[Boxed element entries]
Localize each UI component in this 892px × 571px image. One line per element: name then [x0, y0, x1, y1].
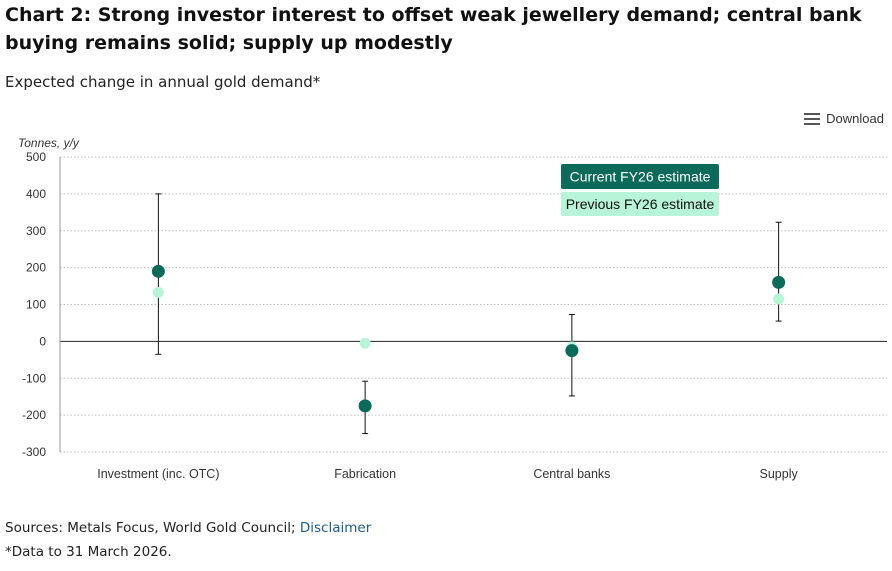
- y-tick-label: 500: [26, 150, 46, 164]
- chart-subtitle: Expected change in annual gold demand*: [5, 73, 321, 91]
- y-tick-label: 300: [26, 224, 46, 238]
- y-tick-label: -300: [22, 445, 46, 459]
- legend-previous-swatch: [561, 192, 719, 216]
- y-tick-label: -100: [22, 371, 46, 385]
- x-category-label: Investment (inc. OTC): [97, 467, 219, 481]
- x-category-label: Fabrication: [334, 467, 396, 481]
- current-estimate-point: [565, 344, 579, 358]
- previous-estimate-point: [152, 286, 164, 298]
- previous-estimate-point: [773, 293, 785, 305]
- y-tick-label: -200: [22, 408, 46, 422]
- current-estimate-point: [358, 399, 372, 413]
- gold-demand-chart: 500 400 300 200 100 0 -100 -200 -300 Tonnes, y/y I…: [18, 136, 887, 481]
- y-tick-label: 200: [26, 261, 46, 275]
- legend-current-swatch: [561, 164, 719, 189]
- disclaimer-link[interactable]: Disclaimer: [299, 520, 372, 536]
- legend-current-label: Current FY26 estimate: [570, 169, 711, 185]
- legend-previous-label: Previous FY26 estimate: [566, 196, 715, 212]
- chart-title: Chart 2: Strong investor interest to off…: [5, 4, 862, 54]
- x-category-label: Central banks: [533, 467, 610, 481]
- y-tick-label: 0: [39, 334, 46, 348]
- footnote: *Data to 31 March 2026.: [5, 544, 172, 560]
- download-button[interactable]: Download: [804, 111, 884, 126]
- current-estimate-point: [151, 264, 165, 278]
- hamburger-menu-icon: [804, 112, 821, 125]
- y-axis-label: Tonnes, y/y: [18, 136, 80, 150]
- download-label: Download: [826, 111, 884, 126]
- x-category-label: Supply: [760, 467, 799, 481]
- y-tick-label: 100: [26, 298, 46, 312]
- current-estimate-point: [772, 275, 786, 289]
- previous-estimate-point: [359, 337, 371, 349]
- source-text: Sources: Metals Focus, World Gold Counci…: [5, 520, 300, 536]
- y-tick-label: 400: [26, 187, 46, 201]
- source-note: Sources: Metals Focus, World Gold Counci…: [5, 520, 371, 536]
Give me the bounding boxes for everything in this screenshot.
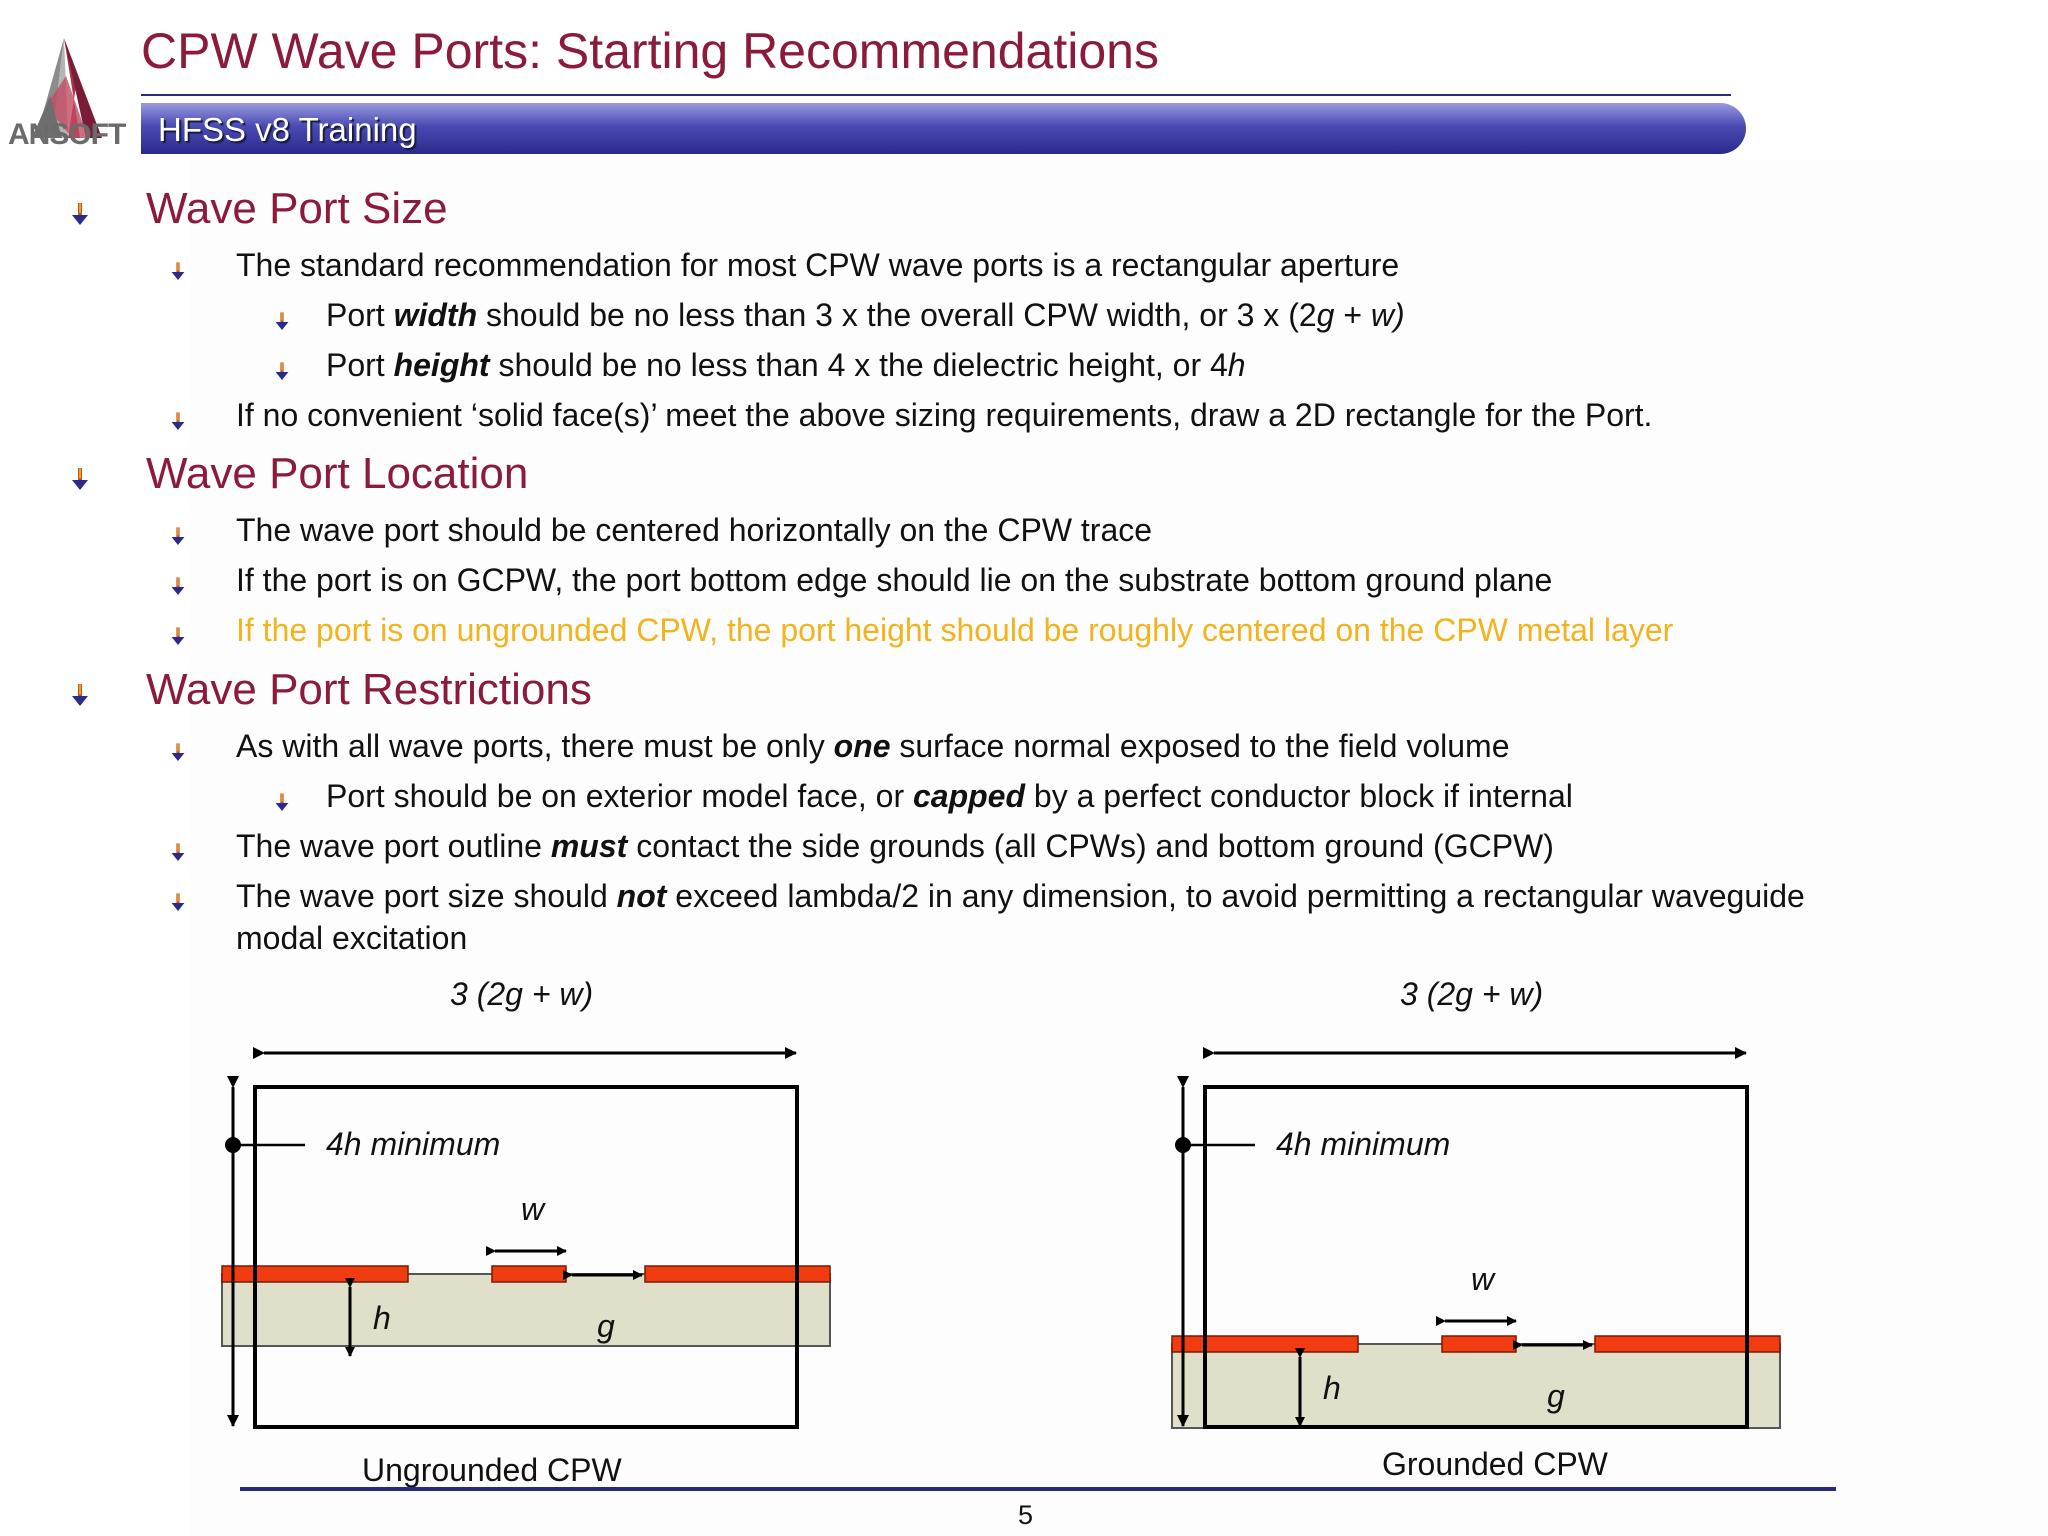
left-g-label: g: [597, 1308, 615, 1344]
footer-rule: [240, 1487, 1836, 1491]
heading-wave-port-location: Wave Port Location: [146, 449, 529, 498]
restrictions-bullet-1a: Port should be on exterior model face, o…: [326, 778, 1573, 814]
size-bullet-2: If no convenient ‘solid face(s)’ meet th…: [236, 397, 1653, 433]
restrictions-bullet-3: The wave port size should not exceed lam…: [236, 878, 1805, 914]
ungrounded-cpw-diagram: [221, 1047, 831, 1429]
heading-wave-port-restrictions: Wave Port Restrictions: [146, 665, 592, 714]
left-h-label: h: [373, 1300, 391, 1336]
grounded-cpw-diagram: [1171, 1047, 1781, 1429]
left-height-label: 4h minimum: [326, 1126, 501, 1162]
left-ground-metal: [221, 1265, 409, 1283]
left-caption: Ungrounded CPW: [362, 1452, 622, 1488]
restrictions-bullet-3-cont: modal excitation: [236, 920, 468, 956]
left-w-label: w: [521, 1191, 545, 1227]
training-banner: [141, 103, 1746, 154]
location-bullet-1: The wave port should be centered horizon…: [236, 512, 1153, 548]
right-ground-metal: [1594, 1335, 1781, 1353]
size-bullet-1a: Port width should be no less than 3 x th…: [326, 297, 1405, 333]
left-width-label: 3 (2g + w): [450, 976, 594, 1012]
right-h-label: h: [1323, 1370, 1341, 1406]
slide-title: CPW Wave Ports: Starting Recommendations: [141, 23, 1159, 79]
logo-wordmark: ANSOFT: [8, 118, 126, 151]
banner-label: HFSS v8 Training: [158, 111, 417, 148]
wave-port-outline: [253, 1085, 799, 1429]
right-w-label: w: [1471, 1261, 1495, 1297]
right-height-label: 4h minimum: [1276, 1126, 1451, 1162]
size-bullet-1b: Port height should be no less than 4 x t…: [326, 347, 1246, 383]
location-bullet-3: If the port is on ungrounded CPW, the po…: [236, 612, 1674, 648]
wave-port-outline: [1203, 1085, 1749, 1429]
heading-wave-port-size: Wave Port Size: [146, 184, 448, 233]
left-ground-metal: [1171, 1335, 1359, 1353]
right-ground-metal: [644, 1265, 831, 1283]
substrate: [221, 1273, 831, 1347]
right-width-label: 3 (2g + w): [1400, 976, 1544, 1012]
size-bullet-1: The standard recommendation for most CPW…: [236, 247, 1400, 283]
restrictions-bullet-1: As with all wave ports, there must be on…: [236, 728, 1510, 764]
substrate: [1171, 1343, 1781, 1429]
signal-trace: [491, 1265, 567, 1283]
right-caption: Grounded CPW: [1382, 1446, 1608, 1482]
restrictions-bullet-2: The wave port outline must contact the s…: [236, 828, 1554, 864]
title-rule: [141, 94, 1731, 96]
signal-trace: [1441, 1335, 1517, 1353]
ansoft-logo-icon: [32, 38, 102, 138]
page-number: 5: [1018, 1500, 1034, 1530]
right-g-label: g: [1547, 1378, 1565, 1414]
location-bullet-2: If the port is on GCPW, the port bottom …: [236, 562, 1553, 598]
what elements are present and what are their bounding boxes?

TASK - Copy out, word for word, the lines above that start with the line containing "- y-tick-label: 500: [26, 150, 46, 164]" and run through the line containing "- y-tick-label: -100: [22, 371, 46, 385]".

EXERCISE ANSWER -
- y-tick-label: 500: [26, 150, 46, 164]
- chart-subtitle: Expected change in annual gold demand*: [5, 73, 321, 91]
- y-tick-label: 300: [26, 224, 46, 238]
- y-tick-label: -300: [22, 445, 46, 459]
- legend-previous-swatch: [561, 192, 719, 216]
- y-tick-label: -100: [22, 371, 46, 385]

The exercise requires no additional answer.